● Objective: Which lines hold the string "じしゃくのふしぎ"? Copy every one of them.

● Task input:
....................

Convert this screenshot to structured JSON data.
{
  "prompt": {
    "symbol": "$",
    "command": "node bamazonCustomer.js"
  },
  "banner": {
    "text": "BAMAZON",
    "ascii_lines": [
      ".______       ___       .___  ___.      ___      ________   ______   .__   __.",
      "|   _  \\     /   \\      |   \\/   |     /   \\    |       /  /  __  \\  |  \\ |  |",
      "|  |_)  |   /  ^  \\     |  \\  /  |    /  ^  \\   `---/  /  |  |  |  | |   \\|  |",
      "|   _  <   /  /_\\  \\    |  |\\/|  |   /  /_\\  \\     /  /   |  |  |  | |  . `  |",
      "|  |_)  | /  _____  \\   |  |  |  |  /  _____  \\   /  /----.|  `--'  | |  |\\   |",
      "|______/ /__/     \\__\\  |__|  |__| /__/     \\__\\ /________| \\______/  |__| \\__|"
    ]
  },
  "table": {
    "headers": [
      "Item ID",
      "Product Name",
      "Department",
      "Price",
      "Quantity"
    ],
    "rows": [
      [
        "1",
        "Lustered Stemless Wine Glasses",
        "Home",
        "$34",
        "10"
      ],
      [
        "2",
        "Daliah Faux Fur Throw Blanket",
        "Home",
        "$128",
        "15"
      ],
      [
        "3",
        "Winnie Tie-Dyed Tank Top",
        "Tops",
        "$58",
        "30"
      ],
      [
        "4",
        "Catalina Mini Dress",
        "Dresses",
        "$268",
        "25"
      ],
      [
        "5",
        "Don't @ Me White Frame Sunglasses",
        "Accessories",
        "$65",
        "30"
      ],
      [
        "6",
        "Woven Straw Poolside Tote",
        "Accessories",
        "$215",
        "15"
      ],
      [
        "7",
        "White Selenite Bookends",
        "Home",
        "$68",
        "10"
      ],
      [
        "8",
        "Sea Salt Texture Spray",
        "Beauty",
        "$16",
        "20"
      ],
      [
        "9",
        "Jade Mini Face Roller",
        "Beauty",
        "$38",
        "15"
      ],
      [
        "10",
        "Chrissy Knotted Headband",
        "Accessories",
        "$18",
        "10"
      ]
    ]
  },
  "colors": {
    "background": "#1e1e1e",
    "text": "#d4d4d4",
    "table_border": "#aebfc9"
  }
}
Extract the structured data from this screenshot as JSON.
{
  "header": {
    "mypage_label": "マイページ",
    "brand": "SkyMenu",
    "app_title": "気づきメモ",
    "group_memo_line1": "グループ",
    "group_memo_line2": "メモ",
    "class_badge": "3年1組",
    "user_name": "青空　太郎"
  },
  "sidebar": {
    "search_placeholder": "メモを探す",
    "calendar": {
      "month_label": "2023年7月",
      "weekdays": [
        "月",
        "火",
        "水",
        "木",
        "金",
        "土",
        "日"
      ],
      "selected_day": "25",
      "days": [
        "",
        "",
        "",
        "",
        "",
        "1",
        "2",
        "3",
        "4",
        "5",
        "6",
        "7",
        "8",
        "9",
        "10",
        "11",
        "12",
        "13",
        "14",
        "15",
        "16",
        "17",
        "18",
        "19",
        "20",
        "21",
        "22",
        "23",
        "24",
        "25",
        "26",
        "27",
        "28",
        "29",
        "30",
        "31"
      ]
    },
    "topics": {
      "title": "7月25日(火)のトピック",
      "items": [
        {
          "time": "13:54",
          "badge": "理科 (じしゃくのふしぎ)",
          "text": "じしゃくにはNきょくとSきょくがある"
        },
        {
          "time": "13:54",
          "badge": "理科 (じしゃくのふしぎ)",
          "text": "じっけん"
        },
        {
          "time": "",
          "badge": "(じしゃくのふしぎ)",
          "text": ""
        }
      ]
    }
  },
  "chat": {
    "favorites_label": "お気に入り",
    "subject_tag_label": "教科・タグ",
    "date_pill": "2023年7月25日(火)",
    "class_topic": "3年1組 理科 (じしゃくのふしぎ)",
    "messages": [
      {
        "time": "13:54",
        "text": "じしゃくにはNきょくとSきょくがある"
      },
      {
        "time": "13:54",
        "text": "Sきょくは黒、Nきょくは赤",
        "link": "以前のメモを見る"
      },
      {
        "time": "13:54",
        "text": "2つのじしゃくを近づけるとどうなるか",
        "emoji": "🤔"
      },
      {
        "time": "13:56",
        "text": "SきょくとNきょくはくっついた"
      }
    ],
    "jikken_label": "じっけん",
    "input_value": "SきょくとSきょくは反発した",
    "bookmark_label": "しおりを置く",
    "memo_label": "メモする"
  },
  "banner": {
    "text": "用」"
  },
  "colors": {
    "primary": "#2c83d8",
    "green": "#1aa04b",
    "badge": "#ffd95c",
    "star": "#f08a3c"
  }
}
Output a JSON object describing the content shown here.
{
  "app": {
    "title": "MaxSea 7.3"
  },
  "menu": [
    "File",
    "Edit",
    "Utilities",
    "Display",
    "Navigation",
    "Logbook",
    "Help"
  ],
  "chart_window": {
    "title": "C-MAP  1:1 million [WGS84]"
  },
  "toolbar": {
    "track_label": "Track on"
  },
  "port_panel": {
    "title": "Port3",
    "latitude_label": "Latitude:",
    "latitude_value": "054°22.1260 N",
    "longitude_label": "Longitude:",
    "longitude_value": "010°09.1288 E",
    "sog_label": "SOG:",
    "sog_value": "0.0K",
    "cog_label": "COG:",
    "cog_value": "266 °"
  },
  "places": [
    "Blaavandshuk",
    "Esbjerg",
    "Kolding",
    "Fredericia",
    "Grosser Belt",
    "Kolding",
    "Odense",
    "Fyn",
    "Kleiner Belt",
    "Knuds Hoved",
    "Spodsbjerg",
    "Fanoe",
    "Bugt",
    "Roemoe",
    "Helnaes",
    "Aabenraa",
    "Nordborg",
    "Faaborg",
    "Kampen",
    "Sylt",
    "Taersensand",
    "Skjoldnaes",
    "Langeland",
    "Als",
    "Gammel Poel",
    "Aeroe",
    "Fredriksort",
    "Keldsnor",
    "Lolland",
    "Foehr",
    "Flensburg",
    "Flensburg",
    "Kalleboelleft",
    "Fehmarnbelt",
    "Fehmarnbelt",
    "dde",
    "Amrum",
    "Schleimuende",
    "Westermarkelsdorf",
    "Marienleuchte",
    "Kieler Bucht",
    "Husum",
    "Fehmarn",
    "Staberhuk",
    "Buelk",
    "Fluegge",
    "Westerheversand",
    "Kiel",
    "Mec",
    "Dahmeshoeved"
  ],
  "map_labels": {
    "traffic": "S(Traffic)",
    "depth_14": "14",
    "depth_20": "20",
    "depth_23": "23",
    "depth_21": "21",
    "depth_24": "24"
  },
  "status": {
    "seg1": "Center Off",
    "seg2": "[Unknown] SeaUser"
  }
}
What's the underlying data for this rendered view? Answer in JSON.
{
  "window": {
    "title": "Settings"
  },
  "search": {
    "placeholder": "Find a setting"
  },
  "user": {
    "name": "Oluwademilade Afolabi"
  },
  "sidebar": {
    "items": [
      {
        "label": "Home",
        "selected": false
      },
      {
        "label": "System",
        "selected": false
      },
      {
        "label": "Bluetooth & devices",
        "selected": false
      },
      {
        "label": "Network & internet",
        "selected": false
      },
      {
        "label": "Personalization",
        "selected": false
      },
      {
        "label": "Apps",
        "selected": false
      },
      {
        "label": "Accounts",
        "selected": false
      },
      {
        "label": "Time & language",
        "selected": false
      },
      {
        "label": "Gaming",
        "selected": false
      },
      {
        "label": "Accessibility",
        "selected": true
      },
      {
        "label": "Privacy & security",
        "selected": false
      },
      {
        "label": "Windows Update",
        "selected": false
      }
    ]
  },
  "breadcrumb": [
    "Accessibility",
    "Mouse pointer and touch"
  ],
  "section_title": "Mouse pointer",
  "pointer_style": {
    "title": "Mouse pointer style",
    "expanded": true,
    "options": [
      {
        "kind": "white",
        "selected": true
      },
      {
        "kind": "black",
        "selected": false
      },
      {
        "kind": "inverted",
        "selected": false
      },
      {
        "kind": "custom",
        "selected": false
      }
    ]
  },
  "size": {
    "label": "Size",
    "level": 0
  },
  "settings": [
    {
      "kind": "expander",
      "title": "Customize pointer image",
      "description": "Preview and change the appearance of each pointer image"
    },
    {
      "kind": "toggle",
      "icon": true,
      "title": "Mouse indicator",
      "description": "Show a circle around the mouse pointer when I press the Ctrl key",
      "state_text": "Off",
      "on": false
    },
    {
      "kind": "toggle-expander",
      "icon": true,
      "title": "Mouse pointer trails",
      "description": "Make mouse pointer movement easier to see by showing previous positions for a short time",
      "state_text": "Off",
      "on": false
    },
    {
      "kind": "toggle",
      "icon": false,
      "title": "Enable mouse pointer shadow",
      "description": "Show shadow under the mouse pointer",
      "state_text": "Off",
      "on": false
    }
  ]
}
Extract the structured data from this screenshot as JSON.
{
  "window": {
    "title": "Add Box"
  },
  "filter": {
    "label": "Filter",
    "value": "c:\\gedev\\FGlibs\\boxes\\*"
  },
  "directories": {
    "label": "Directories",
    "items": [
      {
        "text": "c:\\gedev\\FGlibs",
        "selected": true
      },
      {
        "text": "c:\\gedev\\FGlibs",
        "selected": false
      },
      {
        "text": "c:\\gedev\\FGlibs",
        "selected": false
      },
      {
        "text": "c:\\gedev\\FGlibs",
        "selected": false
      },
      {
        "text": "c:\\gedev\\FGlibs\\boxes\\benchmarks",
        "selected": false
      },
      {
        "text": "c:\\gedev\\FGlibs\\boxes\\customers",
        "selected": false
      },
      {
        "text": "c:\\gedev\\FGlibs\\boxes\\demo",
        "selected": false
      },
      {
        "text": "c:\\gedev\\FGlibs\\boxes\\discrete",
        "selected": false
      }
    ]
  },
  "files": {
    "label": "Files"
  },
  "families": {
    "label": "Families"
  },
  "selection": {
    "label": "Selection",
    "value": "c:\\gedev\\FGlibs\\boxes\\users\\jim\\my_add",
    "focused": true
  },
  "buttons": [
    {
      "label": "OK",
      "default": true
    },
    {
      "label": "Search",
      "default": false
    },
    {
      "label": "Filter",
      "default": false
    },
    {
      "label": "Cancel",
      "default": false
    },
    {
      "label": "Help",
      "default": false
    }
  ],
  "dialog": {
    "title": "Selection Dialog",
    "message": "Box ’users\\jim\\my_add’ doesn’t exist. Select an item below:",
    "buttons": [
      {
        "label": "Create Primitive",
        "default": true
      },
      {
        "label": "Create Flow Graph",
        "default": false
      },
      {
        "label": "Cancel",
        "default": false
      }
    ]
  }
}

....................

● Answer to this problem:
          "badge": "理科 (じしゃくのふしぎ)",
          "badge": "理科 (じしゃくのふしぎ)",
          "badge": "(じしゃくのふしぎ)",
    "class_topic": "3年1組 理科 (じしゃくのふしぎ)",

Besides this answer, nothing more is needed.